- [TASK]:
Quote the entries in full, character for character, without their images.

*** THE RECORDS

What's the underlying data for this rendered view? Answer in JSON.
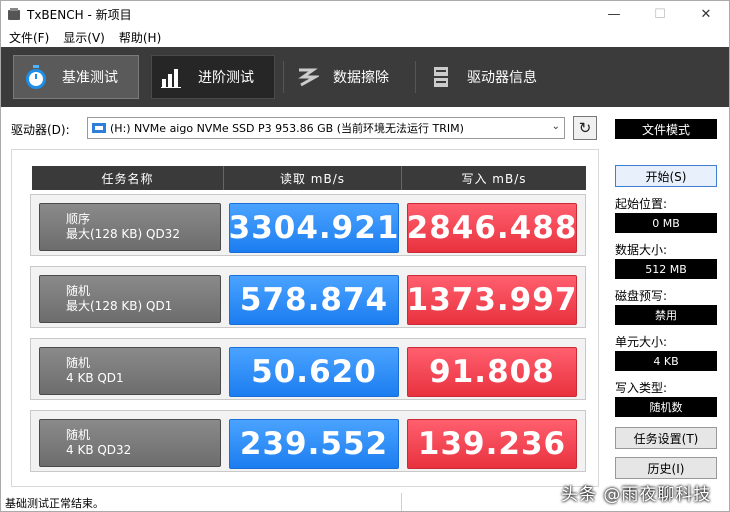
{
  "window": {
    "title": "TxBENCH - 新项目"
  },
  "menu": [
    "文件(F)",
    "显示(V)",
    "帮助(H)"
  ],
  "toolbar": {
    "tabs": [
      {
        "label": "基准测试",
        "icon": "stopwatch-icon"
      },
      {
        "label": "进阶测试",
        "icon": "bar-chart-icon"
      },
      {
        "label": "数据擦除",
        "icon": "erase-icon"
      },
      {
        "label": "驱动器信息",
        "icon": "drive-info-icon"
      }
    ]
  },
  "drive": {
    "label": "驱动器(D):",
    "selected": "(H:) NVMe aigo NVMe SSD P3  953.86 GB (当前环境无法运行 TRIM)",
    "mode": "文件模式"
  },
  "table": {
    "headers": [
      "任务名称",
      "读取 mB/s",
      "写入 mB/s"
    ],
    "rows": [
      {
        "name1": "顺序",
        "name2": "最大(128 KB) QD32",
        "read": "3304.921",
        "write": "2846.488"
      },
      {
        "name1": "随机",
        "name2": "最大(128 KB) QD1",
        "read": "578.874",
        "write": "1373.997"
      },
      {
        "name1": "随机",
        "name2": "4 KB QD1",
        "read": "50.620",
        "write": "91.808"
      },
      {
        "name1": "随机",
        "name2": "4 KB QD32",
        "read": "239.552",
        "write": "139.236"
      }
    ]
  },
  "side": {
    "start": "开始(S)",
    "start_pos_label": "起始位置:",
    "start_pos_value": "0 MB",
    "data_size_label": "数据大小:",
    "data_size_value": "512 MB",
    "precondition_label": "磁盘预写:",
    "precondition_value": "禁用",
    "unit_size_label": "单元大小:",
    "unit_size_value": "4 KB",
    "write_type_label": "写入类型:",
    "write_type_value": "随机数",
    "task_settings": "任务设置(T)",
    "history": "历史(I)"
  },
  "status": {
    "text": "基础测试正常结束。"
  },
  "watermark": "头条 @雨夜聊科技",
  "colors": {
    "read": "#1c7df0",
    "write": "#e9323f",
    "toolbar": "#3b3b3b"
  }
}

******

- [REPLY TO THE EXERCISE]:
What's the underlying data for this rendered view? Answer in JSON.
{
  "window": {
    "title": "TxBENCH - 新项目"
  },
  "menu": [
    "文件(F)",
    "显示(V)",
    "帮助(H)"
  ],
  "toolbar": {
    "tabs": [
      {
        "label": "基准测试",
        "icon": "stopwatch-icon"
      },
      {
        "label": "进阶测试",
        "icon": "bar-chart-icon"
      },
      {
        "label": "数据擦除",
        "icon": "erase-icon"
      },
      {
        "label": "驱动器信息",
        "icon": "drive-info-icon"
      }
    ]
  },
  "drive": {
    "label": "驱动器(D):",
    "selected": "(H:) NVMe aigo NVMe SSD P3  953.86 GB (当前环境无法运行 TRIM)",
    "mode": "文件模式"
  },
  "table": {
    "headers": [
      "任务名称",
      "读取 mB/s",
      "写入 mB/s"
    ],
    "rows": [
      {
        "name1": "顺序",
        "name2": "最大(128 KB) QD32",
        "read": "3304.921",
        "write": "2846.488"
      },
      {
        "name1": "随机",
        "name2": "最大(128 KB) QD1",
        "read": "578.874",
        "write": "1373.997"
      },
      {
        "name1": "随机",
        "name2": "4 KB QD1",
        "read": "50.620",
        "write": "91.808"
      },
      {
        "name1": "随机",
        "name2": "4 KB QD32",
        "read": "239.552",
        "write": "139.236"
      }
    ]
  },
  "side": {
    "start": "开始(S)",
    "start_pos_label": "起始位置:",
    "start_pos_value": "0 MB",
    "data_size_label": "数据大小:",
    "data_size_value": "512 MB",
    "precondition_label": "磁盘预写:",
    "precondition_value": "禁用",
    "unit_size_label": "单元大小:",
    "unit_size_value": "4 KB",
    "write_type_label": "写入类型:",
    "write_type_value": "随机数",
    "task_settings": "任务设置(T)",
    "history": "历史(I)"
  },
  "status": {
    "text": "基础测试正常结束。"
  },
  "watermark": "头条 @雨夜聊科技",
  "colors": {
    "read": "#1c7df0",
    "write": "#e9323f",
    "toolbar": "#3b3b3b"
  }
}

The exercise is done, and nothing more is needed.